Find the lines of data that contain the string "todos", then list them.

>>

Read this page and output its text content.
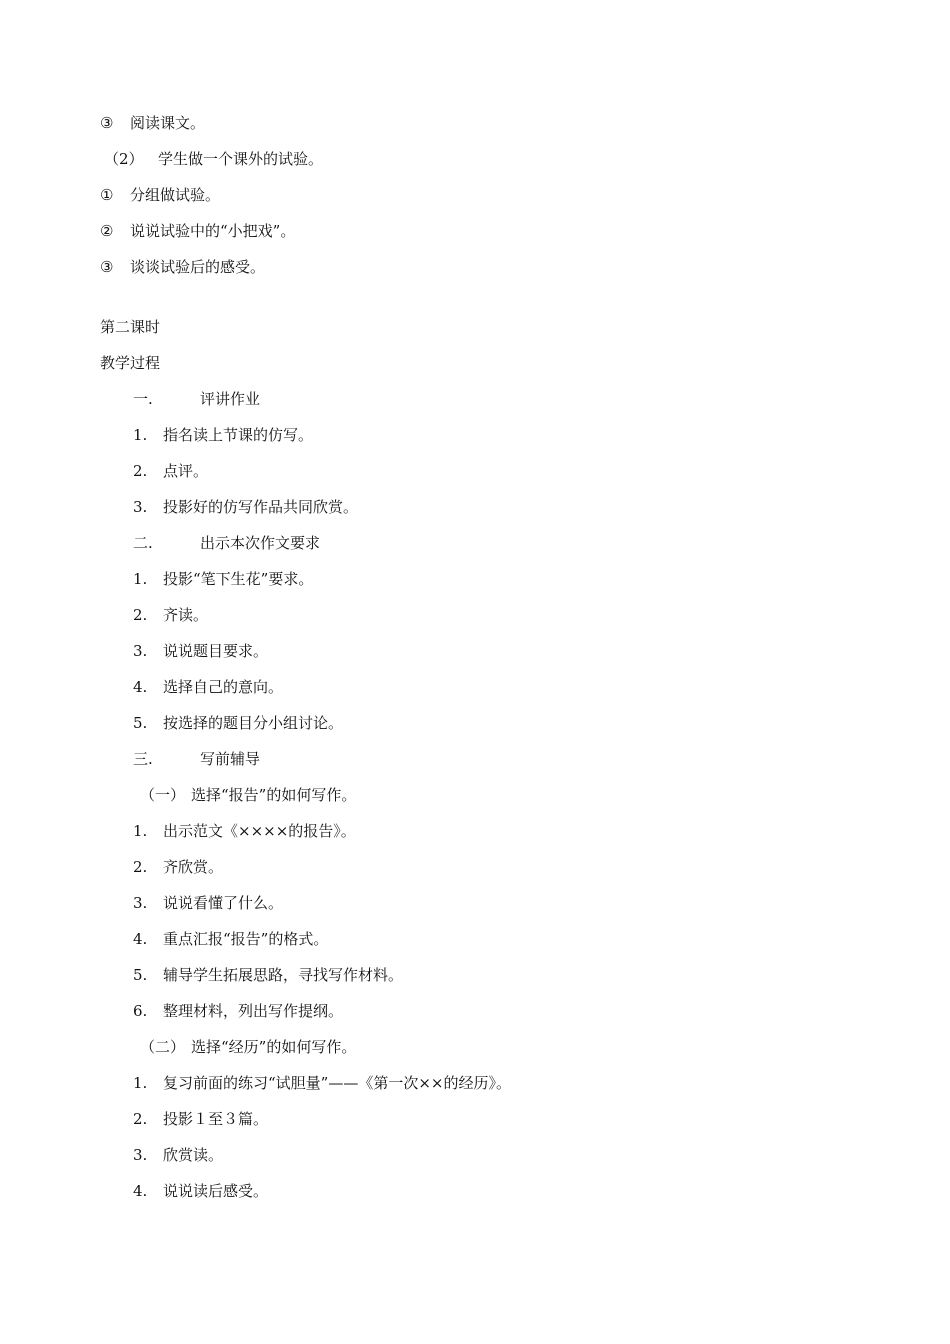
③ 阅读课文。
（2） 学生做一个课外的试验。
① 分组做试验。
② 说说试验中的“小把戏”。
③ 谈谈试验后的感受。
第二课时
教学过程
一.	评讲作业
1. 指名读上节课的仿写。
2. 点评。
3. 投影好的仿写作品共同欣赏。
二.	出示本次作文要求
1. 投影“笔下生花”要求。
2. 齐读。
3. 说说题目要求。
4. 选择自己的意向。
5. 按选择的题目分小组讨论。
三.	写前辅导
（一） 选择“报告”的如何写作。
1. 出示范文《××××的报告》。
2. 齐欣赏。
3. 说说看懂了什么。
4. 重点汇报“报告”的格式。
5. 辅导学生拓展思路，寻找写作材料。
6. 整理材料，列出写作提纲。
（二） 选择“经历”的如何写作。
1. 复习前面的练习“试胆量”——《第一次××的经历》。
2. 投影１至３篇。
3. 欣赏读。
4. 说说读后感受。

<<
>>

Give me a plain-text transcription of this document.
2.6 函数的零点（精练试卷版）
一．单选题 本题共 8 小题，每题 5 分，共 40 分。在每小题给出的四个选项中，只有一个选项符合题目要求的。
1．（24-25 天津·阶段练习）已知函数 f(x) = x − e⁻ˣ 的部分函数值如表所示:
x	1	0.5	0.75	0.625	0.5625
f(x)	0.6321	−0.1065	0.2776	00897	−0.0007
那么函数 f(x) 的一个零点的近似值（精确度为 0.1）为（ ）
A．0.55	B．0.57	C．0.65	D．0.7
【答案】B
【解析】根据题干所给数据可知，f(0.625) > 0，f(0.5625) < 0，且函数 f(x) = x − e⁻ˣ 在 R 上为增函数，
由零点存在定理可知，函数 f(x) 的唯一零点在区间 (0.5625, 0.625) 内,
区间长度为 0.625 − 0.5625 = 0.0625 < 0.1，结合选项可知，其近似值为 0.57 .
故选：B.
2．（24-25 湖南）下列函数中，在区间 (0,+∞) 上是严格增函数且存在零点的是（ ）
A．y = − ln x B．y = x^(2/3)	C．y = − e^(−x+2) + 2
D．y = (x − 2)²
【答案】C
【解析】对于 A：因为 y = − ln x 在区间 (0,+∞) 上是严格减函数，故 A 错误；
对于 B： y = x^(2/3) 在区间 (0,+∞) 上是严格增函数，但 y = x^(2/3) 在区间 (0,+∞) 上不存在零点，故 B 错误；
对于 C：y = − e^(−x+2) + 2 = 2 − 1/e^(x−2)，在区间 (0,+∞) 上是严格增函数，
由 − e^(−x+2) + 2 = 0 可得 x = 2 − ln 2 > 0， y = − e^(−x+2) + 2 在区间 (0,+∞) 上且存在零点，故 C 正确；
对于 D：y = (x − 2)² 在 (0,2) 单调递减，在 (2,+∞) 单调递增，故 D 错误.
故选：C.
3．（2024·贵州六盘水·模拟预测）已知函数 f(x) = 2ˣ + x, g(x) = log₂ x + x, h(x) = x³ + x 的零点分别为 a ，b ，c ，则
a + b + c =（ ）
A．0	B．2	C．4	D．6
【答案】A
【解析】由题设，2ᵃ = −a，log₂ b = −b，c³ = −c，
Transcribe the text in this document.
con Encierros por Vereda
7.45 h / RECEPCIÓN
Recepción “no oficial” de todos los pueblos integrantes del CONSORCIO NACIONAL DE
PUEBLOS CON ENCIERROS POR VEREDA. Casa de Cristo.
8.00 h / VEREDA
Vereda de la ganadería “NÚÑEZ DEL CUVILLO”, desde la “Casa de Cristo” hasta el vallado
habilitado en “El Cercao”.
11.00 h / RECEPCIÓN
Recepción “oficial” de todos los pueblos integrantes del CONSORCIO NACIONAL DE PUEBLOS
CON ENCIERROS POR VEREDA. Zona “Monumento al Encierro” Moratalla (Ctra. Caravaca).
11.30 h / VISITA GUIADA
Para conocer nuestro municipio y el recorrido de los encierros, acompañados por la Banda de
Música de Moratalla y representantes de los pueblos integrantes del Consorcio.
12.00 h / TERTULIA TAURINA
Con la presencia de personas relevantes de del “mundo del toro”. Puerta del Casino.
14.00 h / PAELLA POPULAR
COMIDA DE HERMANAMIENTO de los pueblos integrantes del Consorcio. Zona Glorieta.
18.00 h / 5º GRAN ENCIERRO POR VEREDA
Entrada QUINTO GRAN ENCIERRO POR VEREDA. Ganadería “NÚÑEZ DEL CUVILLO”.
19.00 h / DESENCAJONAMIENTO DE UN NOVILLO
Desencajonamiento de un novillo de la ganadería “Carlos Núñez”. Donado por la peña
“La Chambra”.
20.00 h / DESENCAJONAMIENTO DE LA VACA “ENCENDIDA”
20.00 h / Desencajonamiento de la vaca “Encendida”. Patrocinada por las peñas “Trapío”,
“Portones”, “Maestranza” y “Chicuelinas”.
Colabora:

<<

__Result of this task__.
Recepción “no oficial” de todos los pueblos integrantes del CONSORCIO NACIONAL DE
Recepción “oficial” de todos los pueblos integrantes del CONSORCIO NACIONAL DE PUEBLOS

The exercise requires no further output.